** Start DATASET EXCERPTS **
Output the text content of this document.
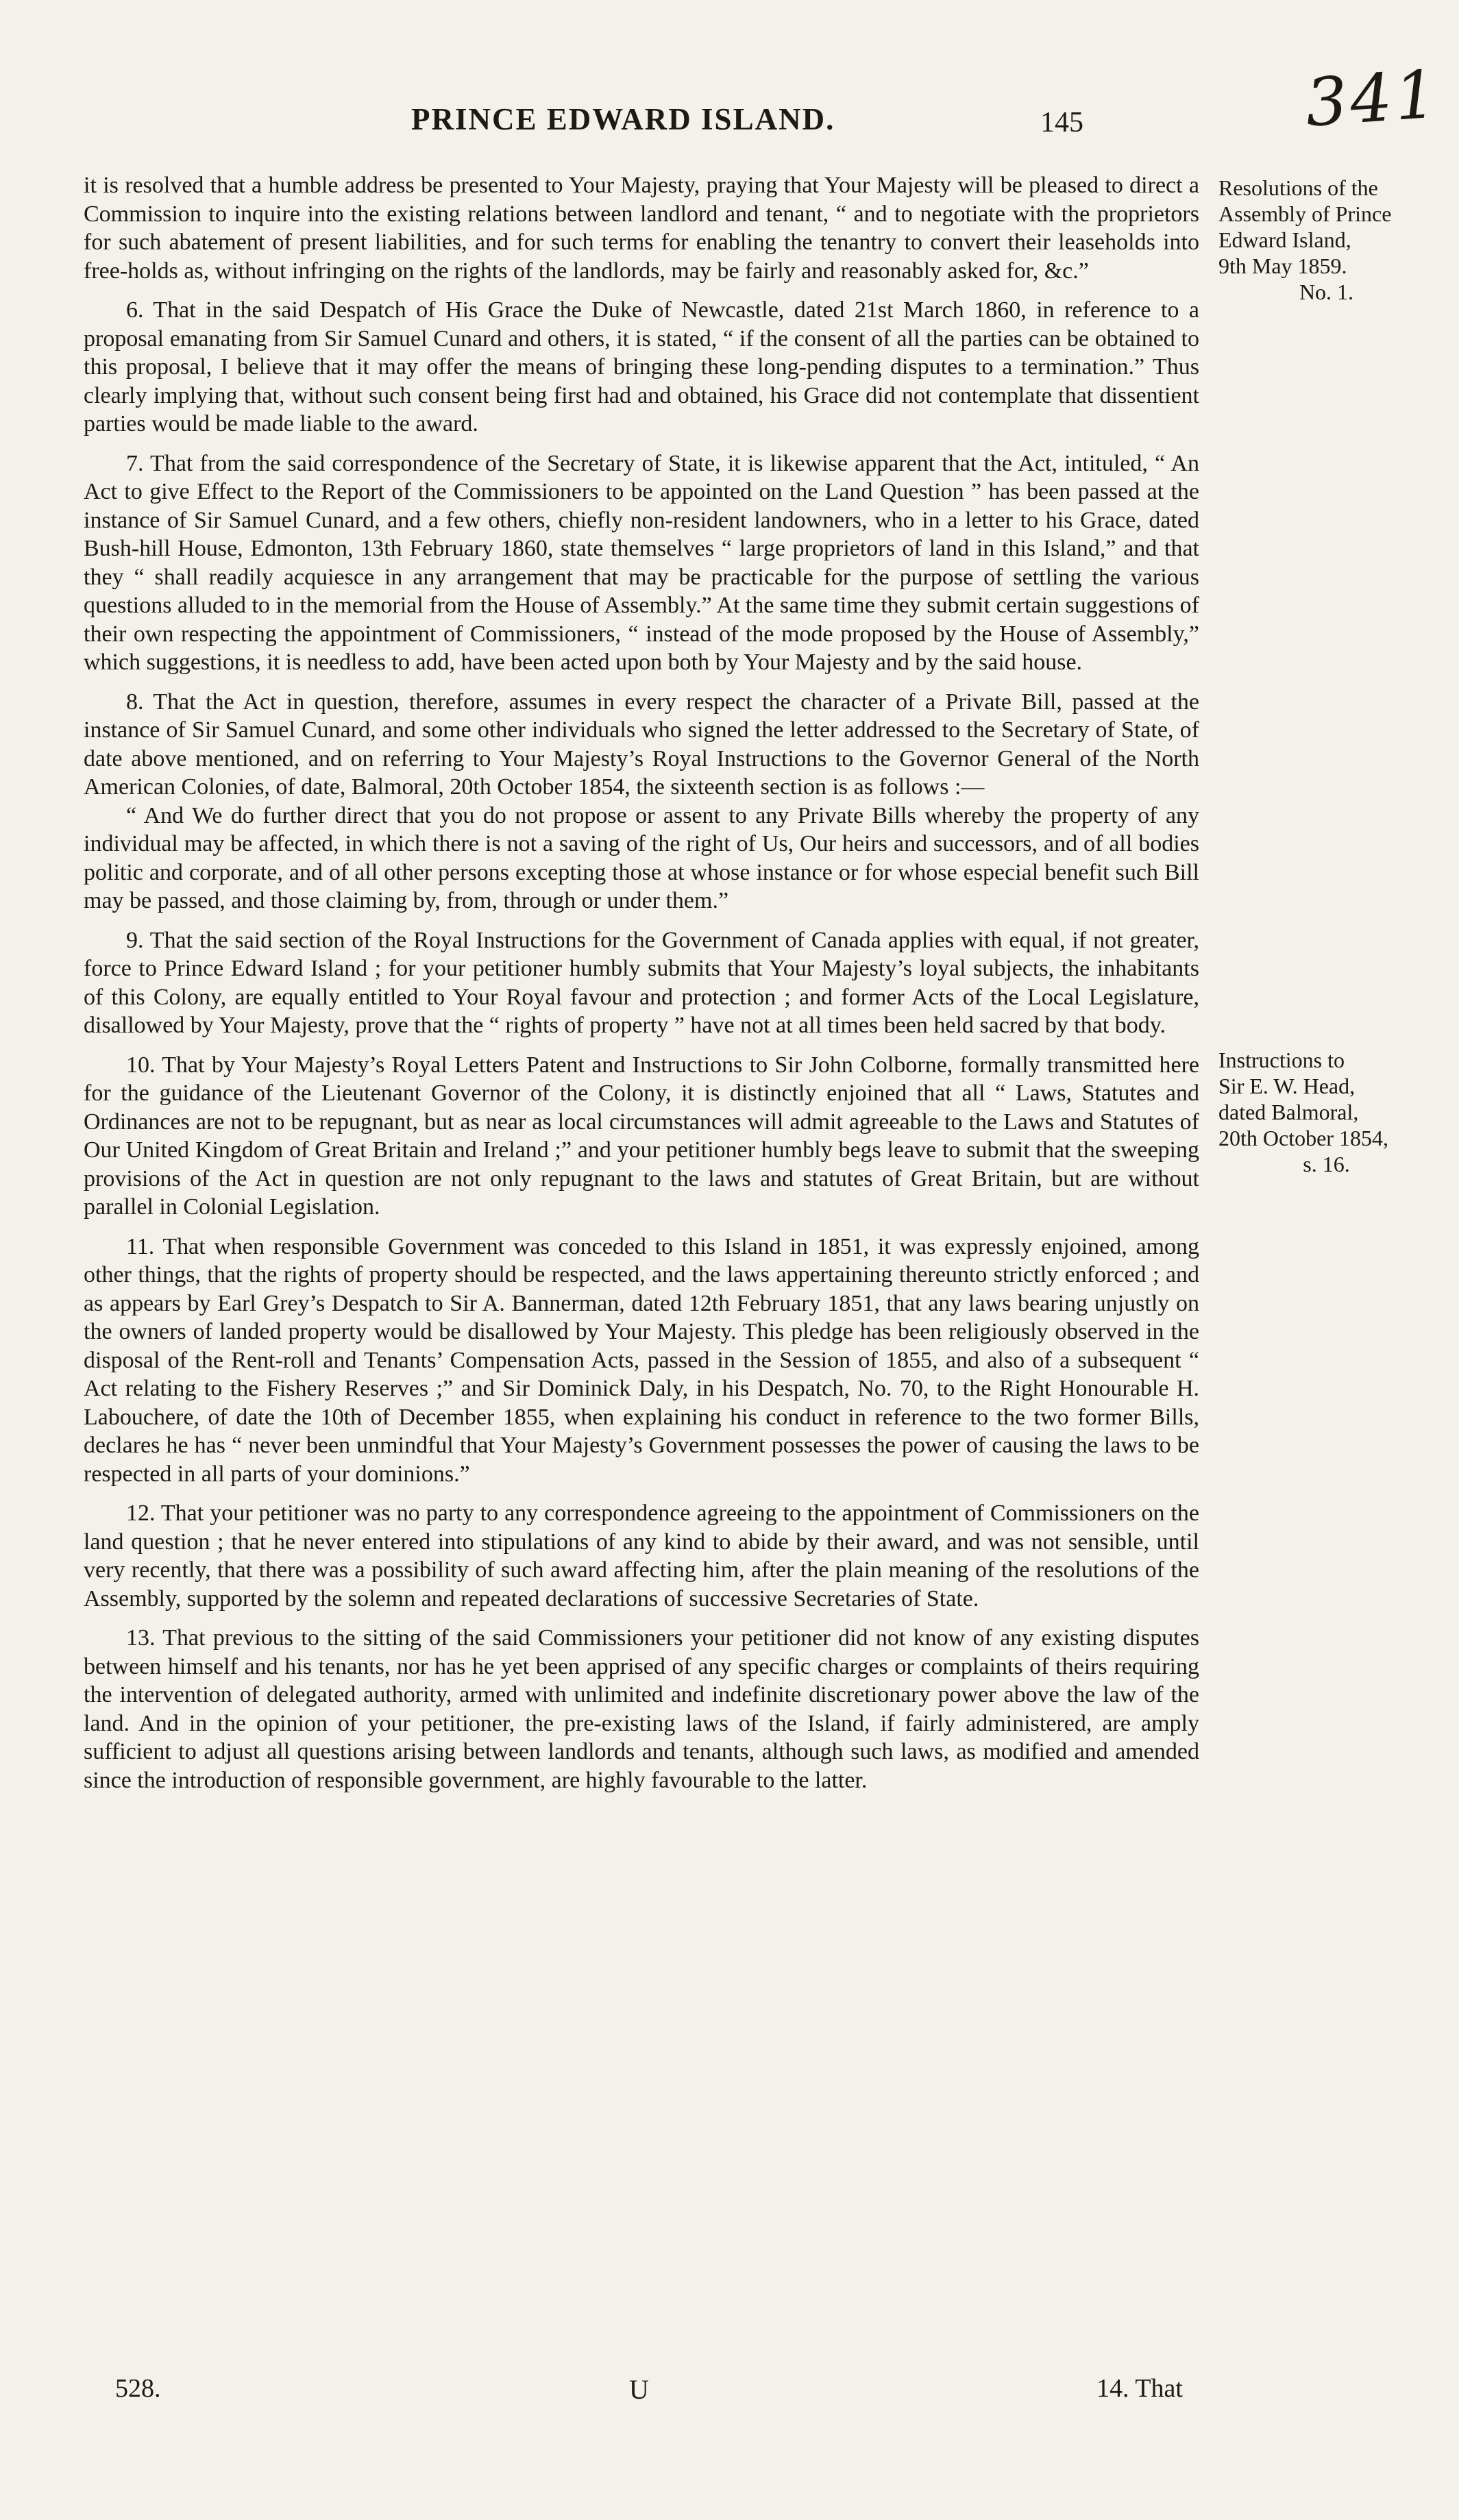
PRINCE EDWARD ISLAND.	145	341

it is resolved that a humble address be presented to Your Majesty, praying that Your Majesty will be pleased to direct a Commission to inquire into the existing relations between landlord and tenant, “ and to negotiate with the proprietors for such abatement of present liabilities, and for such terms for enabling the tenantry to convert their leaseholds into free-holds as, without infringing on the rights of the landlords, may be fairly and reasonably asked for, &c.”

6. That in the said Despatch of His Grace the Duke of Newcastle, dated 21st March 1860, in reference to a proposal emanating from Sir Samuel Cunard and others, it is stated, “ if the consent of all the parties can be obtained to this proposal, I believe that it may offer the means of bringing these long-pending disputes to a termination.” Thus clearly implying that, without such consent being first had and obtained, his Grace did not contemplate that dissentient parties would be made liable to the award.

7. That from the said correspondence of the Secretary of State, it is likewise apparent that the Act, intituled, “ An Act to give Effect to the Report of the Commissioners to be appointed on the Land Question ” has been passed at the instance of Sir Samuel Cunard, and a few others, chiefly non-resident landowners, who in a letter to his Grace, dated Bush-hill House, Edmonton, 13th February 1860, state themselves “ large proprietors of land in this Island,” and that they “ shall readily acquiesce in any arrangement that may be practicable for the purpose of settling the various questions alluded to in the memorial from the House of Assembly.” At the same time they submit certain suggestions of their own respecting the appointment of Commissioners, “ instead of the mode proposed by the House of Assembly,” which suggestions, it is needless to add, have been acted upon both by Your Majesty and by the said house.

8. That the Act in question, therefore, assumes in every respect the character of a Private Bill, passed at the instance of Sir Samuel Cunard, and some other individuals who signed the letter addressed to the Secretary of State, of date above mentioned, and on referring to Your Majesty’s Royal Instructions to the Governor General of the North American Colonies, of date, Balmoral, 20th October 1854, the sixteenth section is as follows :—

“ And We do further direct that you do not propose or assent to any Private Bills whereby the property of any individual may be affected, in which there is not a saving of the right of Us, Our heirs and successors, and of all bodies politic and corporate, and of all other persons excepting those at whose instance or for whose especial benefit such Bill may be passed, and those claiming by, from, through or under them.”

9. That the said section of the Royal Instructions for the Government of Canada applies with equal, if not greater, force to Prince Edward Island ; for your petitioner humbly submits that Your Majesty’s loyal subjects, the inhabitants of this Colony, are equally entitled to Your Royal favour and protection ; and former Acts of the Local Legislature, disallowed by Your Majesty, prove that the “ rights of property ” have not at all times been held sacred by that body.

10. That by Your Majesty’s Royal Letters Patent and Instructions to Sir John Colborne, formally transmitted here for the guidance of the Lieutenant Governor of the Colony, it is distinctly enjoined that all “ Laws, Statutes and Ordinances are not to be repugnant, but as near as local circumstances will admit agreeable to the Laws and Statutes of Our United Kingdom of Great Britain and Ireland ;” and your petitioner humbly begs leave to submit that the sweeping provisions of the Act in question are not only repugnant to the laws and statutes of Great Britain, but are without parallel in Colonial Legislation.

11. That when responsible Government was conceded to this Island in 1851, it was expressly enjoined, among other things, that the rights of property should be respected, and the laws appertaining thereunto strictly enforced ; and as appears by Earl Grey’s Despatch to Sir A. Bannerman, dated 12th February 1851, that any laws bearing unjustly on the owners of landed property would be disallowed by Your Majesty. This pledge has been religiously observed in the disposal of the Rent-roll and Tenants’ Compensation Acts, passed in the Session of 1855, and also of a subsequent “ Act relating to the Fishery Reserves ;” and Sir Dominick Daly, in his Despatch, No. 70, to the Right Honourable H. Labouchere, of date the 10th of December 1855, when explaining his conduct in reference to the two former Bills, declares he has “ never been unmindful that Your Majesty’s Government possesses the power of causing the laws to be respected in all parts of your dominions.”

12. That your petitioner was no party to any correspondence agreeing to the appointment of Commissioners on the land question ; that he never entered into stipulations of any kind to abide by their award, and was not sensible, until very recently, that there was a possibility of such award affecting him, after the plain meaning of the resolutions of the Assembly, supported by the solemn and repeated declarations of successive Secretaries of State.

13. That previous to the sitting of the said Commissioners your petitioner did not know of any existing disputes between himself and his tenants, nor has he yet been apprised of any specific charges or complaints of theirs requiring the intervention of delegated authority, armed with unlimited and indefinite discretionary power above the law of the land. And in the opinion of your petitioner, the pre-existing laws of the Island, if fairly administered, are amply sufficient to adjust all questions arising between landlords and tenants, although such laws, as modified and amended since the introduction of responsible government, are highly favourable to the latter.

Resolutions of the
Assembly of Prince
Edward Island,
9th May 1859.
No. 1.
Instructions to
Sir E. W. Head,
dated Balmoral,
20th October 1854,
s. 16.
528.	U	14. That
** End DATASET EXCERPTS **
** Start DATASET EXCERPTS **
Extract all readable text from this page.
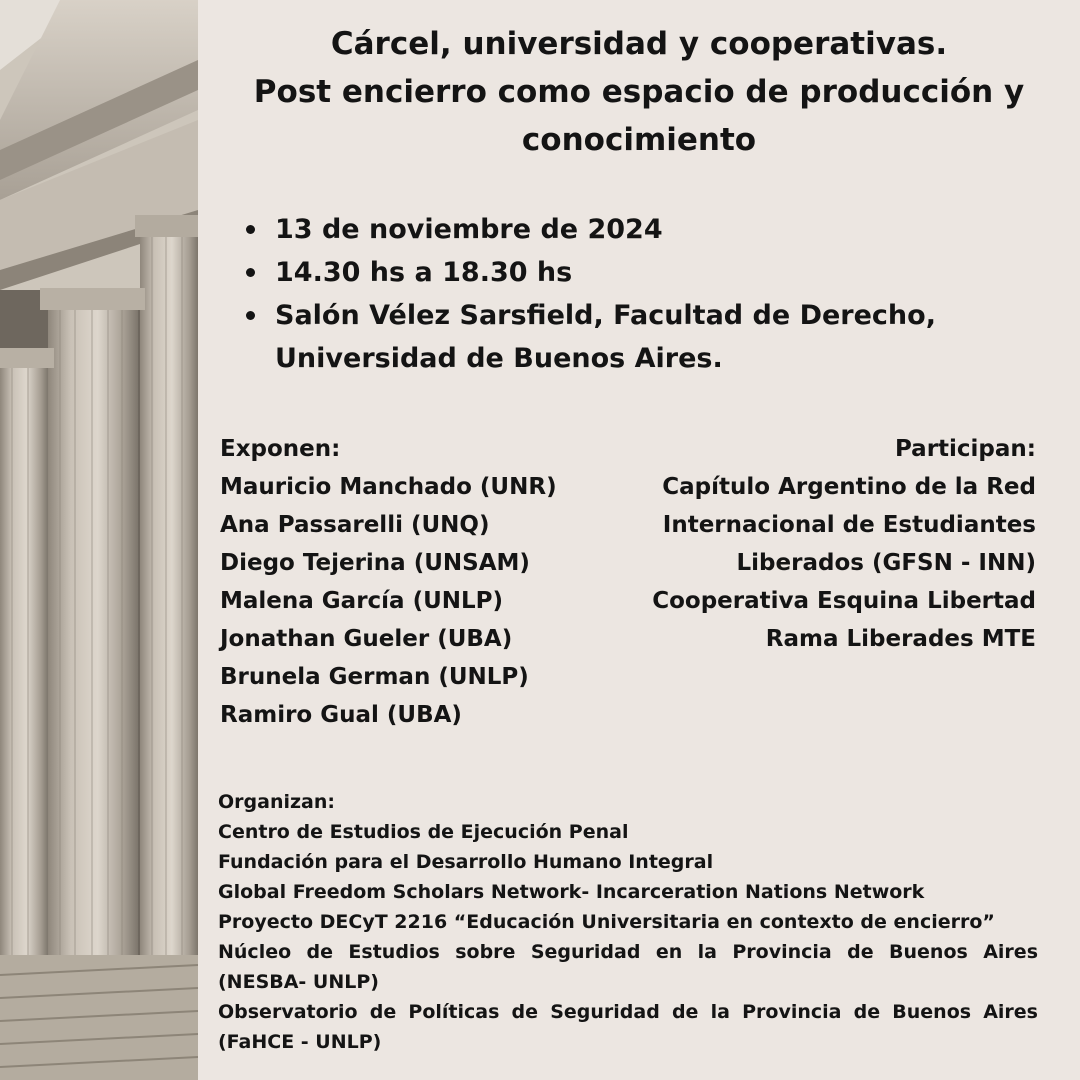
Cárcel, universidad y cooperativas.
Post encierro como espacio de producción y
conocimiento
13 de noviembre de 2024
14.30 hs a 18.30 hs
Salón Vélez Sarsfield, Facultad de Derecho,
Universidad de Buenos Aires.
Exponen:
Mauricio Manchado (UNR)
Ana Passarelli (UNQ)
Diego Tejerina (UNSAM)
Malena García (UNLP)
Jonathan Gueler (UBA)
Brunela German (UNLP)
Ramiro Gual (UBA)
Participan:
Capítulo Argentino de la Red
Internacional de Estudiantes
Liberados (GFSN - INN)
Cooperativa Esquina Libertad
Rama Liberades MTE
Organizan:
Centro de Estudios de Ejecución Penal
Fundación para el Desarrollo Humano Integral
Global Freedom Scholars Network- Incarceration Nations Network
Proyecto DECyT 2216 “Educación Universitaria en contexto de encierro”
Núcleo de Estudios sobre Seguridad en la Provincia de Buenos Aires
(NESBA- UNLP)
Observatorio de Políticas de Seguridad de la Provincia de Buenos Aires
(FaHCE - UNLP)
** End DATASET EXCERPTS **
WORK TO DO: Identify each line containing the string "UNLP" and copy it out.

REPLY:
Malena García (UNLP)
Brunela German (UNLP)
(NESBA- UNLP)
(FaHCE - UNLP)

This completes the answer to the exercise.